**Working data**
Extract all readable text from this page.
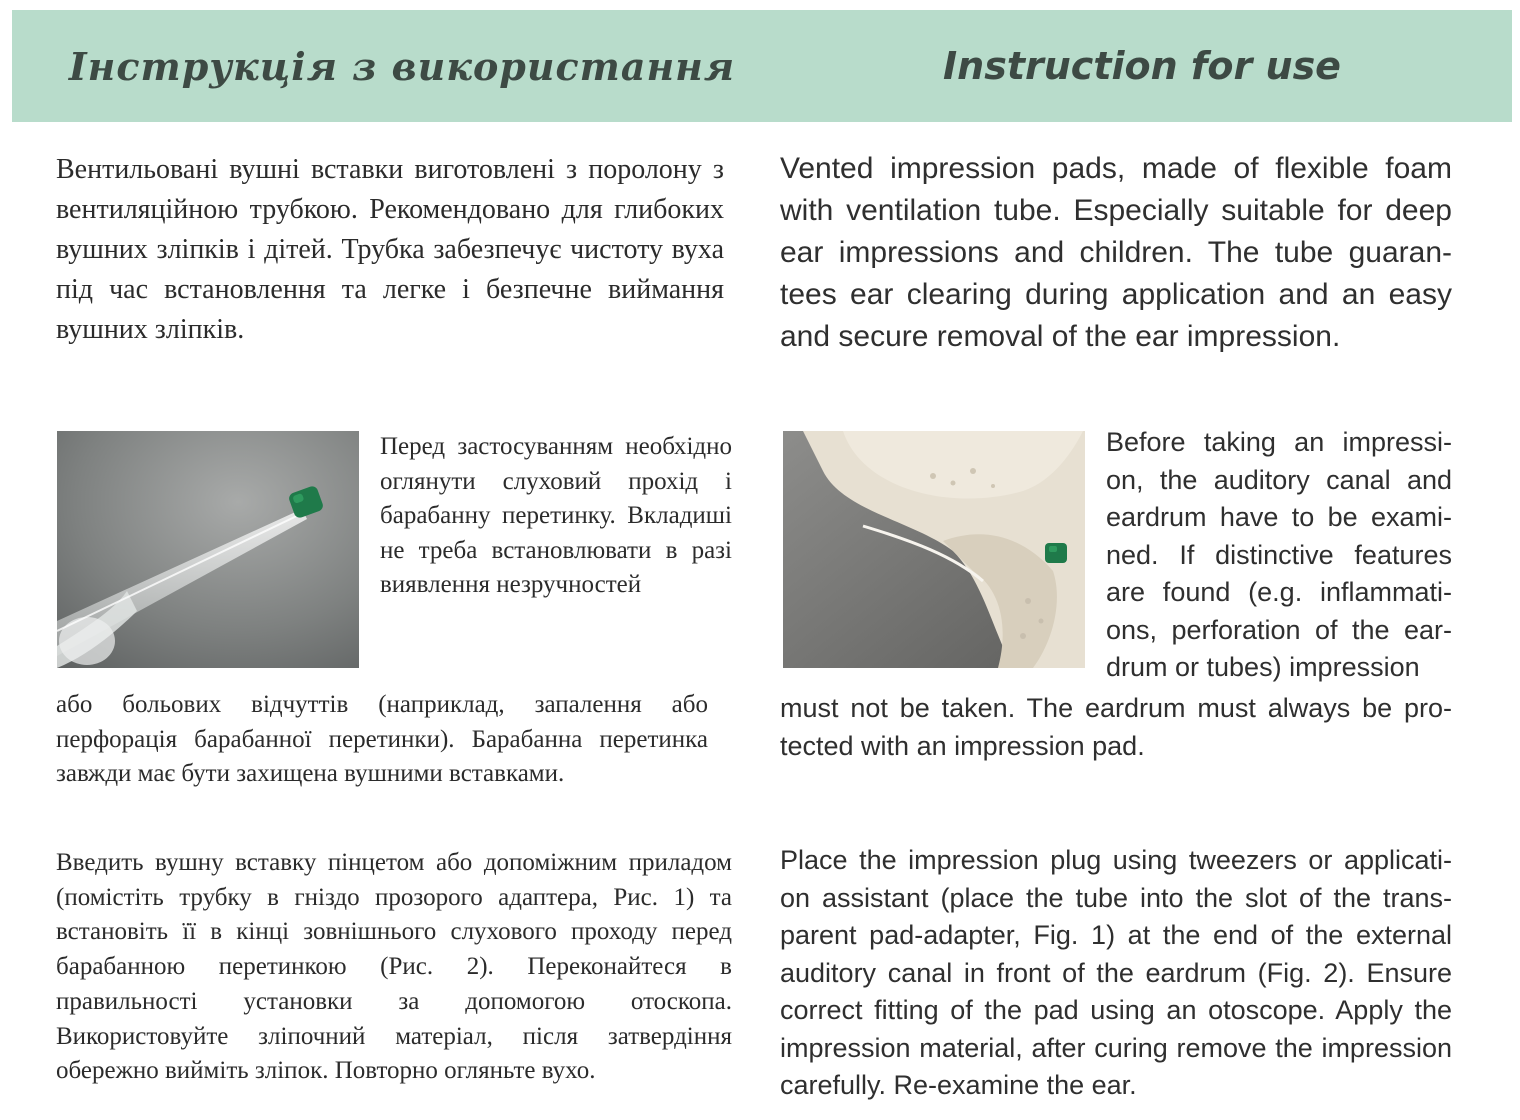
Інструкція з використання	Instruction for use

Вентильовані вушні вставки виготовлені з поролону з вентиляційною трубкою. Рекомендовано для глибоких вушних зліпків і дітей. Трубка забезпечує чистоту вуха під час встановлення та легке і безпечне виймання вушних зліпків.

Vented impression pads, made of flexible foam with ventilation tube. Especially suitable for deep ear impressions and children. The tube guaran-tees ear clearing during application and an easy and secure removal of the ear impression.

Перед застосуванням необхідно оглянути слуховий прохід і барабанну перетинку. Вкладиші не треба встановлювати в разі виявлення незручностей

або больових відчуттів (наприклад, запалення або перфорація барабанної перетинки). Барабанна перетинка завжди має бути захищена вушними вставками.

Before taking an impressi-on, the auditory canal and eardrum have to be exami-ned. If distinctive features are found (e.g. inflammati-ons, perforation of the ear-drum or tubes) impression

must not be taken. The eardrum must always be pro-tected with an impression pad.

Введить вушну вставку пінцетом або допоміжним приладом (помістіть трубку в гніздо прозорого адаптера, Рис. 1) та встановіть її в кінці зовнішнього слухового проходу перед барабанною перетинкою (Рис. 2). Переконайтеся в правильності установки за допомогою отоскопа. Використовуйте зліпочний матеріал, після затвердіння обережно вийміть зліпок. Повторно огляньте вухо.

Place the impression plug using tweezers or applicati-on assistant (place the tube into the slot of the trans-parent pad-adapter, Fig. 1) at the end of the external auditory canal in front of the eardrum (Fig. 2). Ensure correct fitting of the pad using an otoscope. Apply the impression material, after curing remove the impression carefully. Re-examine the ear.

**Requirement**
Copy every line from the entries that contains the word "with".

**Reply to the exercise**
Vented impression pads, made of flexible foam with ventilation tube. Especially suitable for deep ear impressions and children. The tube guaran-tees ear clearing during application and an easy and secure removal of the ear impression.
must not be taken. The eardrum must always be pro-tected with an impression pad.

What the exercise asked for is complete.